# Start of LISTED RECORDS
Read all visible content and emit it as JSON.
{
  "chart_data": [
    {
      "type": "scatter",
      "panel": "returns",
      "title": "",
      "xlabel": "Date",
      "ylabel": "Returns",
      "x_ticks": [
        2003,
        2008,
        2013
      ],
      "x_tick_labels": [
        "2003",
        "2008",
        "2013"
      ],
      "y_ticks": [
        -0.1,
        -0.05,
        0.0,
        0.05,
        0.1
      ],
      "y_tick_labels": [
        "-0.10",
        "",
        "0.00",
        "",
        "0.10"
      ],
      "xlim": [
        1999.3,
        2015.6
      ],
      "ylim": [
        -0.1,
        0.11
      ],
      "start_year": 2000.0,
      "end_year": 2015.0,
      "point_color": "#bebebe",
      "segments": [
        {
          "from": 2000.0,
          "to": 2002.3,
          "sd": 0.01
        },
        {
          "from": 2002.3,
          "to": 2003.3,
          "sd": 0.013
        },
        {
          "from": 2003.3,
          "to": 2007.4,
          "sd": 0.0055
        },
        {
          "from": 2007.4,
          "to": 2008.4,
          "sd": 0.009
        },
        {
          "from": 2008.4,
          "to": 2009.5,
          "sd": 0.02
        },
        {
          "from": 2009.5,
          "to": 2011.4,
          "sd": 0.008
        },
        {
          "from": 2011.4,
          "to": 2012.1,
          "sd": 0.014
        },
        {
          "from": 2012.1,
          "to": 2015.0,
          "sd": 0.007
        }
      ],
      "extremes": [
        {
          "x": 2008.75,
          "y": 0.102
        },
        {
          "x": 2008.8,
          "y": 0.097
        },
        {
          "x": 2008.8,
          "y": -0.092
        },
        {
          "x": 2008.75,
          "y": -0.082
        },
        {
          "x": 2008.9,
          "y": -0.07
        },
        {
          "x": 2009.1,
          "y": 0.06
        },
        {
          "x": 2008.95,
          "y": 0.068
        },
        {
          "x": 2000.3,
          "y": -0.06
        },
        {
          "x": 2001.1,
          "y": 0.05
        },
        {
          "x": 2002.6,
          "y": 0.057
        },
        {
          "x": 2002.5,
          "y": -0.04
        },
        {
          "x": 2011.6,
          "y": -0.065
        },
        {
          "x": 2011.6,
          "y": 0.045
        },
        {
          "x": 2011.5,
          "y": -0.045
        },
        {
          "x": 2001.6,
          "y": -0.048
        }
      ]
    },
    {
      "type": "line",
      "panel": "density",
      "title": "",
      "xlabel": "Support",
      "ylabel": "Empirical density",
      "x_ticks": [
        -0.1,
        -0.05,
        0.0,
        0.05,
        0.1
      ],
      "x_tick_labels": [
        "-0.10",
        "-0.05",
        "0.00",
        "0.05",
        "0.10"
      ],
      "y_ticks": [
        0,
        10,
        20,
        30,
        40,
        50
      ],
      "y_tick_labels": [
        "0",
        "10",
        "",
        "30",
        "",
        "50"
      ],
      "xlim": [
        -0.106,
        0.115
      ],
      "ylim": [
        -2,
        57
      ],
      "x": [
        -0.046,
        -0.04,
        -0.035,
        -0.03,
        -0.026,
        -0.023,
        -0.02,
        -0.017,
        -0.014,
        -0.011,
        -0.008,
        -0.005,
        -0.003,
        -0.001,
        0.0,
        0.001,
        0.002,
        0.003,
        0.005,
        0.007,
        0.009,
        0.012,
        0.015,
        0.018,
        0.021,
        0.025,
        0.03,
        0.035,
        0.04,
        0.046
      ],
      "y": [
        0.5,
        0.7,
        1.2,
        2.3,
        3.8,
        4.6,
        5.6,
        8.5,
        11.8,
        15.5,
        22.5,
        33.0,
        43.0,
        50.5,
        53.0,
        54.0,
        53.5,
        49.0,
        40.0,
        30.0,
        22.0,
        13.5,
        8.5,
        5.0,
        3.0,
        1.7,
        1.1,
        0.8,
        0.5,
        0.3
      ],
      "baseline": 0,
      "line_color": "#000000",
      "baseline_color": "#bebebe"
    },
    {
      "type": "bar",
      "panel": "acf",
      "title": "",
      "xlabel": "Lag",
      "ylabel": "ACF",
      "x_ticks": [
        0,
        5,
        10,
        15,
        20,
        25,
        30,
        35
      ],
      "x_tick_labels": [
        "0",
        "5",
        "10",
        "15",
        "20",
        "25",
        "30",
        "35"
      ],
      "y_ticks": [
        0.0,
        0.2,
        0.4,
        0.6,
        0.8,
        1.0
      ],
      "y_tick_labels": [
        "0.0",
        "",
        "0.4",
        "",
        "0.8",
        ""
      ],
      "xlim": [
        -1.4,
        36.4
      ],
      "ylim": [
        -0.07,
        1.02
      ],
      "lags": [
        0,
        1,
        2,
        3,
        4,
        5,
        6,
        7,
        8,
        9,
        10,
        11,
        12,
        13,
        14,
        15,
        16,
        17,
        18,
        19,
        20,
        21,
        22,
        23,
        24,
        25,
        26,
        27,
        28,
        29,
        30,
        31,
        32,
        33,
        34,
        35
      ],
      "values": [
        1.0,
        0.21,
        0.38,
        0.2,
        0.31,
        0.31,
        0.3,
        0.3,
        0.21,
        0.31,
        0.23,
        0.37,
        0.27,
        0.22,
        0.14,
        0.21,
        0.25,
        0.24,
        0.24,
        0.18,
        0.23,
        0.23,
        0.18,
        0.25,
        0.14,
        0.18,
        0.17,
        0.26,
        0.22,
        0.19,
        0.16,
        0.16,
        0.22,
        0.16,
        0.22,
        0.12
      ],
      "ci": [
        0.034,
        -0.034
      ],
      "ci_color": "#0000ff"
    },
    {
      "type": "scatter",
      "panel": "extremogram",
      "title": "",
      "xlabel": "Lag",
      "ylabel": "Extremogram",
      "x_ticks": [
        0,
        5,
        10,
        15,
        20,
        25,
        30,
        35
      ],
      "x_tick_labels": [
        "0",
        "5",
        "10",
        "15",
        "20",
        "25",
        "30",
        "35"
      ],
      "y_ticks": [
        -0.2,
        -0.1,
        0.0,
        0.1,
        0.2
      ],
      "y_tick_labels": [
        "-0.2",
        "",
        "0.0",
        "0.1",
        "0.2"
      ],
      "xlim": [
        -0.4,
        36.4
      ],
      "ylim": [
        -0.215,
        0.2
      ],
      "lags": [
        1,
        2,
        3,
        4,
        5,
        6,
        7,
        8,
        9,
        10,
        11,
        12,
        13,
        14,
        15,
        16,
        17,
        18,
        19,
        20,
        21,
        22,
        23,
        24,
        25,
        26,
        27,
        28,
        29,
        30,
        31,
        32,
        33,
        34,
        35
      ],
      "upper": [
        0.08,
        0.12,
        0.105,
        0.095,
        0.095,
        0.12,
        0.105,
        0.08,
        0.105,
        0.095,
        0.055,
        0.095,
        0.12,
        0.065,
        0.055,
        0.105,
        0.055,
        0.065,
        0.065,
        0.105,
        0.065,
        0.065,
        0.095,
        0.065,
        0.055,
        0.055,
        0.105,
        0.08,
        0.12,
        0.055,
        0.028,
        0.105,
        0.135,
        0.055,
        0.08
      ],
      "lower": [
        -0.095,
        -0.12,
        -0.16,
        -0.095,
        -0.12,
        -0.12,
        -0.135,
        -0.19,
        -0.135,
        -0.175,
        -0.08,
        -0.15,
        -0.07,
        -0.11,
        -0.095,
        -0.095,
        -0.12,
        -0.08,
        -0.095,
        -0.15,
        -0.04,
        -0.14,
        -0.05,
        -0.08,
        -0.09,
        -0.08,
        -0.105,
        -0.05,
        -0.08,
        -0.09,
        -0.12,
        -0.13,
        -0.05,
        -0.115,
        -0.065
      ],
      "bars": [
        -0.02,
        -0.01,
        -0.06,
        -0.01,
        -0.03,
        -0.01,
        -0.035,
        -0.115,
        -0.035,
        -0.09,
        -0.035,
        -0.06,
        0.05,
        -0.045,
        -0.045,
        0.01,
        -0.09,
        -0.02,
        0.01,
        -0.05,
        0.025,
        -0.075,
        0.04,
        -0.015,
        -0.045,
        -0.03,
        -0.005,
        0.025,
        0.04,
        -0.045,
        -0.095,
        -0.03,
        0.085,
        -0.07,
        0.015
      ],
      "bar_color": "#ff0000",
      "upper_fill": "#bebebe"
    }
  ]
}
# End of LISTED RECORDS
# Start of LISTED RECORDS
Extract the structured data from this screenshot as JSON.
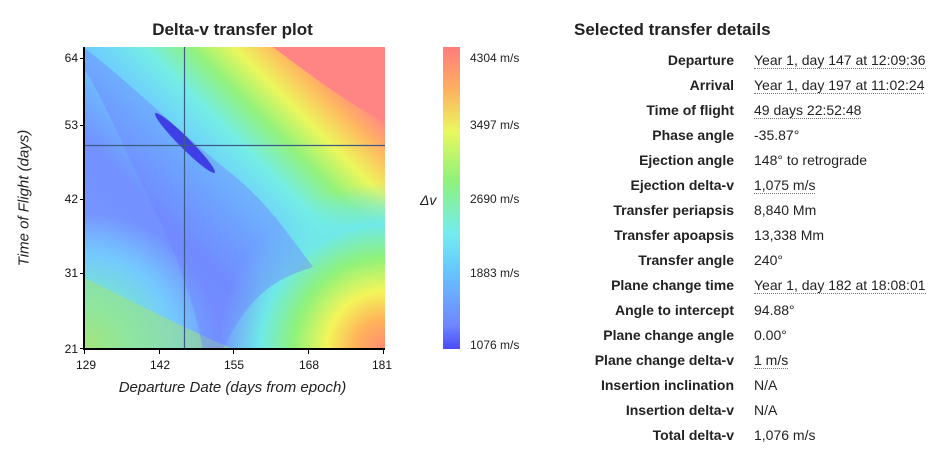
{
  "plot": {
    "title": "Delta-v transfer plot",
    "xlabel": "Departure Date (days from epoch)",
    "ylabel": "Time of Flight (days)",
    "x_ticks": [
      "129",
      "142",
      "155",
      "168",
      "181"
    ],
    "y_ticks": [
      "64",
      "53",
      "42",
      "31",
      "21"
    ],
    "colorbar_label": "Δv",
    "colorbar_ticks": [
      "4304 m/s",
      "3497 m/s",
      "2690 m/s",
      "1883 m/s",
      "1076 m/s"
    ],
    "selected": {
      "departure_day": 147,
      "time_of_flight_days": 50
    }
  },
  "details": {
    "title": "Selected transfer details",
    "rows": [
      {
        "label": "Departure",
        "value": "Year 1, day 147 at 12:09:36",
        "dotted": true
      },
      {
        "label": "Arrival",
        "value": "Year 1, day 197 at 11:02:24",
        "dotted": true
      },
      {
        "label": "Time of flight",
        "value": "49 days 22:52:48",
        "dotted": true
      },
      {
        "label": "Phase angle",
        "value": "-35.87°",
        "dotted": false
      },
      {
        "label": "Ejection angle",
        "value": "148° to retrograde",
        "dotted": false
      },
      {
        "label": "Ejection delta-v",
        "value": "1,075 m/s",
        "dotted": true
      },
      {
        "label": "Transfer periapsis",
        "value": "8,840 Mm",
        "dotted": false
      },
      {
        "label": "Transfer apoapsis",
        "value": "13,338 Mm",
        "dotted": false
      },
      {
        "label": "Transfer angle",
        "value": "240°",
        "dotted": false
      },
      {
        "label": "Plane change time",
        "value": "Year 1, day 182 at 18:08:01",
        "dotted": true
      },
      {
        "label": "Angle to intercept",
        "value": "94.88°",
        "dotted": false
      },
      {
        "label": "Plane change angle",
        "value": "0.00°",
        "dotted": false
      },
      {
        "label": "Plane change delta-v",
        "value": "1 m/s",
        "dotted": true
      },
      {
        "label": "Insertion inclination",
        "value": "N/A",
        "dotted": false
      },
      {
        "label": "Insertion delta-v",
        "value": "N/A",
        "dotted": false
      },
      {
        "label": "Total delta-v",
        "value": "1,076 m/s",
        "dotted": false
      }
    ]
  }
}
# End of LISTED RECORDS
# Start of LISTED RECORDS
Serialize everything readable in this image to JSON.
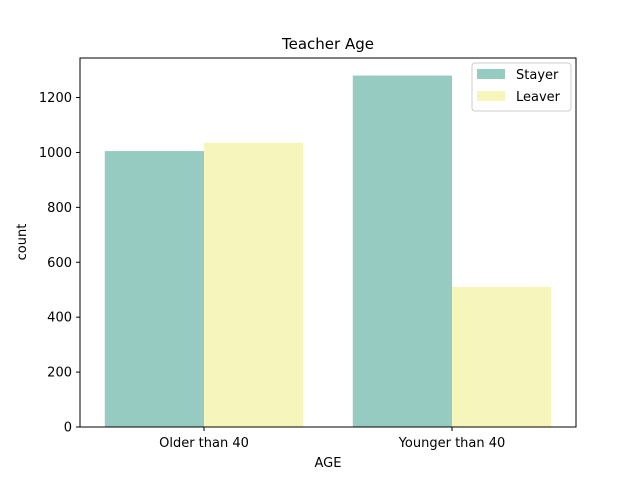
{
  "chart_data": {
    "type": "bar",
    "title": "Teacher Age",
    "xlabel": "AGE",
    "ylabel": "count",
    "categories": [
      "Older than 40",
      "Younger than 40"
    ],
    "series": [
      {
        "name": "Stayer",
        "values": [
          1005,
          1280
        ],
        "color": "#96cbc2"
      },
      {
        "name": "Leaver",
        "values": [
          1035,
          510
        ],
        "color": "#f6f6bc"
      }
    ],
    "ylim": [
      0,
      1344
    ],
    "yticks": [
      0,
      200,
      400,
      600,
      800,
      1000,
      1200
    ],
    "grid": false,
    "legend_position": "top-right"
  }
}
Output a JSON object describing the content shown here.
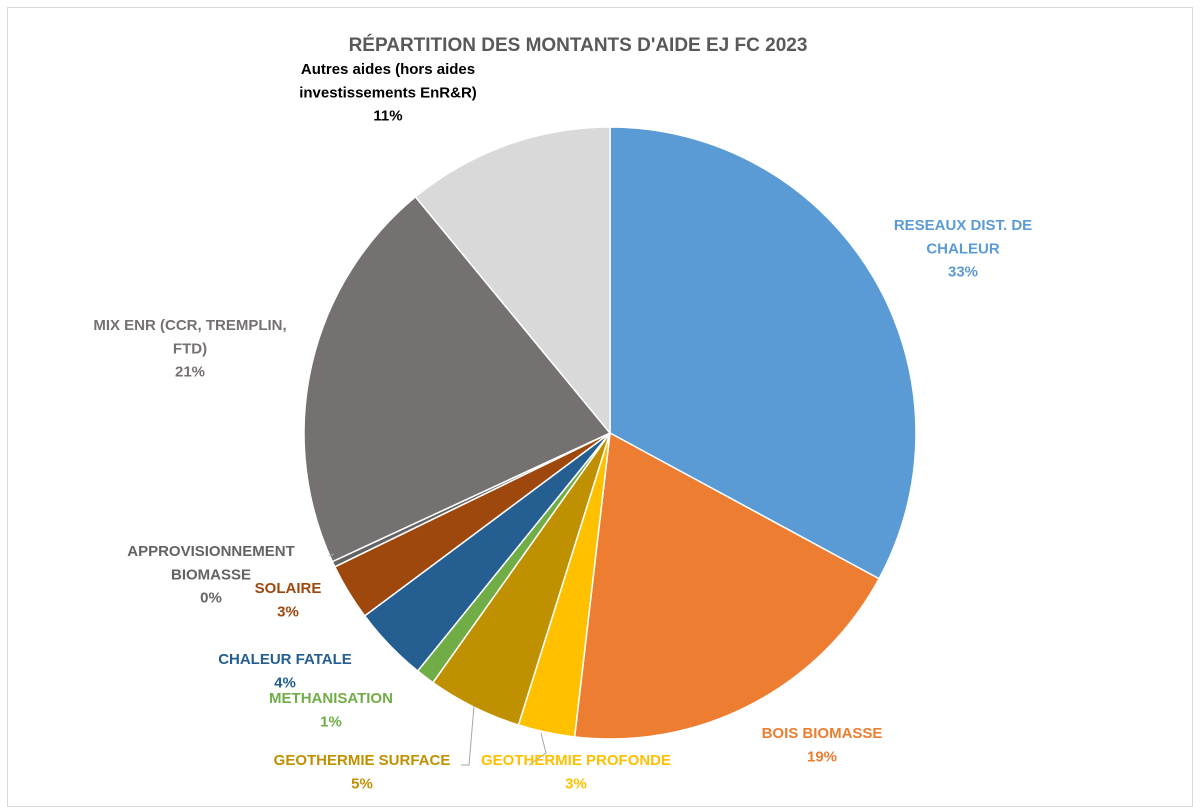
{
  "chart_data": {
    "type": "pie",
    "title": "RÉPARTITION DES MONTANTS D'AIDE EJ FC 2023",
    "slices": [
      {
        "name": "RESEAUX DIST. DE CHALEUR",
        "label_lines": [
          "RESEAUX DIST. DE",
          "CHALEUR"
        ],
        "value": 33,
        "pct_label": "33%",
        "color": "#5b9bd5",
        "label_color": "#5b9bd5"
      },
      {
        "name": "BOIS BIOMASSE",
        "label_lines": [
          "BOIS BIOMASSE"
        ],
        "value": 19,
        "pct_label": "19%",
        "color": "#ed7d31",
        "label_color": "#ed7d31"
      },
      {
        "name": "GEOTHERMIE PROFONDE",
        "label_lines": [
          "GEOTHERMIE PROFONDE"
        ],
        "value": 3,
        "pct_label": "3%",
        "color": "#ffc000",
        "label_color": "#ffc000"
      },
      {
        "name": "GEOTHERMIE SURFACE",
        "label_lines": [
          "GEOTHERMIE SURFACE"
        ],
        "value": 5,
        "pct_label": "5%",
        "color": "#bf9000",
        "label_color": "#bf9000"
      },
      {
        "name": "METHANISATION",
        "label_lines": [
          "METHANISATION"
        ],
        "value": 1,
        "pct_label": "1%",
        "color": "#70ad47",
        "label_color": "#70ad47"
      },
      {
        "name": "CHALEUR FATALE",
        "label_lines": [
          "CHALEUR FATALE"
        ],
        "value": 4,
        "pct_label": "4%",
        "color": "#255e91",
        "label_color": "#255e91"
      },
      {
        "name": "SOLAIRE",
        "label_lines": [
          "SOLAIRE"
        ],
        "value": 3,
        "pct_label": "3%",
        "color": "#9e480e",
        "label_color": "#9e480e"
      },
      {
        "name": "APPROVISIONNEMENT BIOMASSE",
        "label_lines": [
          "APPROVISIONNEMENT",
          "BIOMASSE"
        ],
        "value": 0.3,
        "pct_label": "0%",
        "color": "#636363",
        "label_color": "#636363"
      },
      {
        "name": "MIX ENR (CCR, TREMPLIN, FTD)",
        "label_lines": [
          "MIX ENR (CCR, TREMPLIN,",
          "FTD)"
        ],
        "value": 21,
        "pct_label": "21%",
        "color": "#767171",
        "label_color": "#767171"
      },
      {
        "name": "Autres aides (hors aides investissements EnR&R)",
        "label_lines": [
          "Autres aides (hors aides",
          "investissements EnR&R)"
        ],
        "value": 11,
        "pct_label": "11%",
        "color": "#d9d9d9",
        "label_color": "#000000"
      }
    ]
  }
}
# End of LISTED RECORDS
WHAT YOU HAVE TO DO: Within the entries above, how many lines contain "ylabel"? Respond with the number only.

TASK RESPONSE: 6